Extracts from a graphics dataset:
↓↓↓
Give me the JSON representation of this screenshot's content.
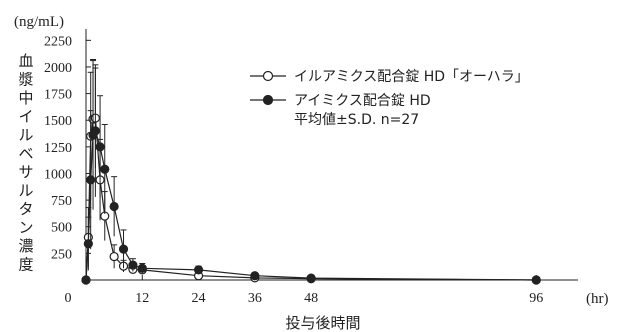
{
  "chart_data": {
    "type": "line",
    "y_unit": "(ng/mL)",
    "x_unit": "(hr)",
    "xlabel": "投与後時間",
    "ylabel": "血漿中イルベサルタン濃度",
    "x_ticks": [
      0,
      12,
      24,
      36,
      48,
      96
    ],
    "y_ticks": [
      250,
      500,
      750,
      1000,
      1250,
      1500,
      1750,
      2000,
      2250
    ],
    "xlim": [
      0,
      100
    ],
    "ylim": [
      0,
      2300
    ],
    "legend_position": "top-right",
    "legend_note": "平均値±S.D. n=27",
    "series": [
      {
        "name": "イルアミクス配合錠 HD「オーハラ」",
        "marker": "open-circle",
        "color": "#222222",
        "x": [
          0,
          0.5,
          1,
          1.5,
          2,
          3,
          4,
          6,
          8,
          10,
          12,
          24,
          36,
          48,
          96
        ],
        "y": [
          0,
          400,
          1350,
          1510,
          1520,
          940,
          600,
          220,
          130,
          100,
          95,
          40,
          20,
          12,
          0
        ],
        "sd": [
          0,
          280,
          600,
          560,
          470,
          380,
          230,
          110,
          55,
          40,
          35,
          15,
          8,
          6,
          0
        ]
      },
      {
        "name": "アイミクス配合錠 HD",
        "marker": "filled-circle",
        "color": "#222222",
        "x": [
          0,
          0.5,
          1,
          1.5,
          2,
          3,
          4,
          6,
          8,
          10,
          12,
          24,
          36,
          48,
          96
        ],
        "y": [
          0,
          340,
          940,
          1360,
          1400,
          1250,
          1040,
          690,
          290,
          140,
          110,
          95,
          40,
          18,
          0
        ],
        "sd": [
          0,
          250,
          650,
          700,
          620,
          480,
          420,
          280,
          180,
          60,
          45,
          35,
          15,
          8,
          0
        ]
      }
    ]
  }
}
↑↑↑
**WORK REQUIRED**
Copy the whole listing above word for word but do not carry over the pictures.

**WRITTEN SOLUTION**
Give me the JSON representation of this screenshot's content.
{
  "chart_data": {
    "type": "line",
    "y_unit": "(ng/mL)",
    "x_unit": "(hr)",
    "xlabel": "投与後時間",
    "ylabel": "血漿中イルベサルタン濃度",
    "x_ticks": [
      0,
      12,
      24,
      36,
      48,
      96
    ],
    "y_ticks": [
      250,
      500,
      750,
      1000,
      1250,
      1500,
      1750,
      2000,
      2250
    ],
    "xlim": [
      0,
      100
    ],
    "ylim": [
      0,
      2300
    ],
    "legend_position": "top-right",
    "legend_note": "平均値±S.D. n=27",
    "series": [
      {
        "name": "イルアミクス配合錠 HD「オーハラ」",
        "marker": "open-circle",
        "color": "#222222",
        "x": [
          0,
          0.5,
          1,
          1.5,
          2,
          3,
          4,
          6,
          8,
          10,
          12,
          24,
          36,
          48,
          96
        ],
        "y": [
          0,
          400,
          1350,
          1510,
          1520,
          940,
          600,
          220,
          130,
          100,
          95,
          40,
          20,
          12,
          0
        ],
        "sd": [
          0,
          280,
          600,
          560,
          470,
          380,
          230,
          110,
          55,
          40,
          35,
          15,
          8,
          6,
          0
        ]
      },
      {
        "name": "アイミクス配合錠 HD",
        "marker": "filled-circle",
        "color": "#222222",
        "x": [
          0,
          0.5,
          1,
          1.5,
          2,
          3,
          4,
          6,
          8,
          10,
          12,
          24,
          36,
          48,
          96
        ],
        "y": [
          0,
          340,
          940,
          1360,
          1400,
          1250,
          1040,
          690,
          290,
          140,
          110,
          95,
          40,
          18,
          0
        ],
        "sd": [
          0,
          250,
          650,
          700,
          620,
          480,
          420,
          280,
          180,
          60,
          45,
          35,
          15,
          8,
          0
        ]
      }
    ]
  }
}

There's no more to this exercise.